Stored data entries:
::::::::

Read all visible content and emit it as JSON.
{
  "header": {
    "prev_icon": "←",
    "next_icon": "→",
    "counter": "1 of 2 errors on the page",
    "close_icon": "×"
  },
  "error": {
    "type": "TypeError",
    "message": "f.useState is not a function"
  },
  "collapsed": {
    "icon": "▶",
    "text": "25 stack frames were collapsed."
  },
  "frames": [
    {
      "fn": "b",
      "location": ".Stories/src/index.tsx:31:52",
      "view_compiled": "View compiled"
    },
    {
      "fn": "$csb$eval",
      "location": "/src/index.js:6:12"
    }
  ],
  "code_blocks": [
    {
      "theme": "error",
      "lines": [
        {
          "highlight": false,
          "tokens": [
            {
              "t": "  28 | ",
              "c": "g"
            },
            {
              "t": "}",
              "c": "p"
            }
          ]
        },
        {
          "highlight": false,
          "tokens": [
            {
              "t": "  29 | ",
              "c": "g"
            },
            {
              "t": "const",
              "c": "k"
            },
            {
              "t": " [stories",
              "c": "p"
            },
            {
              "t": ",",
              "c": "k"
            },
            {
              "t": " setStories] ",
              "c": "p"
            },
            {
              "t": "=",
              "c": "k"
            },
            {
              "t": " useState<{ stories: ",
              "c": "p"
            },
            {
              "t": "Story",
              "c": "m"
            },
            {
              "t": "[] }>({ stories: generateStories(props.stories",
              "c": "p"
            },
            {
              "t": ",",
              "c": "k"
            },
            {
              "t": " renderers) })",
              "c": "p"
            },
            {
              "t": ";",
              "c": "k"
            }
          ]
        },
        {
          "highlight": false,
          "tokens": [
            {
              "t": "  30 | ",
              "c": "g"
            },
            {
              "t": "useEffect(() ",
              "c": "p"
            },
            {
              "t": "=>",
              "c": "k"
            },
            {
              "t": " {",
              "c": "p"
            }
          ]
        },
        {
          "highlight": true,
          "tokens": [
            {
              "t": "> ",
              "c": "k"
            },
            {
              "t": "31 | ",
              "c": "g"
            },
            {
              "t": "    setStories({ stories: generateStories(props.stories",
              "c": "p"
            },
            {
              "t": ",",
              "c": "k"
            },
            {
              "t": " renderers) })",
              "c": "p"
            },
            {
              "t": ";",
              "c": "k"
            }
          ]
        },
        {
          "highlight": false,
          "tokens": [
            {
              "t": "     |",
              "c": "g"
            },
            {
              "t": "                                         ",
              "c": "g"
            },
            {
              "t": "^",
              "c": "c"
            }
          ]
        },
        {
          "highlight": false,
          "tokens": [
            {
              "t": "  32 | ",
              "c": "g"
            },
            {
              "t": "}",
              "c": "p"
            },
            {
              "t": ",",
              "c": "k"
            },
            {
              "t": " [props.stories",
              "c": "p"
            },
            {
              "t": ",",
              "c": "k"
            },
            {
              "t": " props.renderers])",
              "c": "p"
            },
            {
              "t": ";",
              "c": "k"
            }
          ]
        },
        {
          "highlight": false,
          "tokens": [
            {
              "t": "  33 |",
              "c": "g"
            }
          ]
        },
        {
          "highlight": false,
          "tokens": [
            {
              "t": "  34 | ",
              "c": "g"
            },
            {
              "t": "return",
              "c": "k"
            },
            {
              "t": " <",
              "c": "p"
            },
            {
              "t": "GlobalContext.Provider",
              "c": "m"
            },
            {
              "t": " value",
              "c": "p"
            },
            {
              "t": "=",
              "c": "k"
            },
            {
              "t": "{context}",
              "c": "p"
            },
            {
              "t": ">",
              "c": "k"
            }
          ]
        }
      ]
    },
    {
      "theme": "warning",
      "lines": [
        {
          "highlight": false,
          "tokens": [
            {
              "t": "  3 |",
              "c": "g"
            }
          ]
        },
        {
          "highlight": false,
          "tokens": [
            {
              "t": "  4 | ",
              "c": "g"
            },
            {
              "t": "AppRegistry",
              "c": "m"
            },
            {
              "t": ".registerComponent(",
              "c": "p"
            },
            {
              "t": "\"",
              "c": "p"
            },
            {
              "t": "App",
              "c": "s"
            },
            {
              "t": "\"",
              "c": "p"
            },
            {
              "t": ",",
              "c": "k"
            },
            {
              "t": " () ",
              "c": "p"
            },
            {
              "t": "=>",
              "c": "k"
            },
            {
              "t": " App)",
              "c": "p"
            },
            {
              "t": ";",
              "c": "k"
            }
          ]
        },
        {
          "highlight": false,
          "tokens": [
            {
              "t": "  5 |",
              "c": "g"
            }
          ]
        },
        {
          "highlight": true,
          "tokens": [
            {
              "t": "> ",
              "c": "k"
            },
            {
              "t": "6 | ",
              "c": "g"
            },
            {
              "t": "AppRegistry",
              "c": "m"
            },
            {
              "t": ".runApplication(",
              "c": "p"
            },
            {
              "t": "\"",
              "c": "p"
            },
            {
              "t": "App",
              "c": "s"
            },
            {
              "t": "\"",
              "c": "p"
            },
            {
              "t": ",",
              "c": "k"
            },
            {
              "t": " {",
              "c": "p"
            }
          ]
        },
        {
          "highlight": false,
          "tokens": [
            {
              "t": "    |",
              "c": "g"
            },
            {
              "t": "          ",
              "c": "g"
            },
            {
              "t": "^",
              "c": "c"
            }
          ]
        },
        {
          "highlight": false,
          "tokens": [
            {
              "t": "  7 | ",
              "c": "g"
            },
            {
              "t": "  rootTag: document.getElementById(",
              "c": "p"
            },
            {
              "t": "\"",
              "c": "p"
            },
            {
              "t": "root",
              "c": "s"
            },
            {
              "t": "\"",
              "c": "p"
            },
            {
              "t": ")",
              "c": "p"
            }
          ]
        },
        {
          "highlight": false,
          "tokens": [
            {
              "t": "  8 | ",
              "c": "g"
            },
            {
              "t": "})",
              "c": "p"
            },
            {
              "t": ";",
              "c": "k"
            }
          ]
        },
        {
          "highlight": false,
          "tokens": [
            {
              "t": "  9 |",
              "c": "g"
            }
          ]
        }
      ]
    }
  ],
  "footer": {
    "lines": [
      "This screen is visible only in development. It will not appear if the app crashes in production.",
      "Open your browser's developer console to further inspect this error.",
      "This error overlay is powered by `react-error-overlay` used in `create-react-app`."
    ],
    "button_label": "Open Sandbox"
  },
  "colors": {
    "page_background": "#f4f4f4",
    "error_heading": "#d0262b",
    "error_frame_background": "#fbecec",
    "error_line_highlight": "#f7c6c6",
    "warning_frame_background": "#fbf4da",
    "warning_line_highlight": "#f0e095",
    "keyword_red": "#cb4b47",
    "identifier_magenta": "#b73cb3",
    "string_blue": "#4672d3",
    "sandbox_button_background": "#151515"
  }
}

::::::::

Problem statement: Write out every line of the entries that holds the word "generateStories".

Expected output:
              "t": "[] }>({ stories: generateStories(props.stories",
              "t": "    setStories({ stories: generateStories(props.stories",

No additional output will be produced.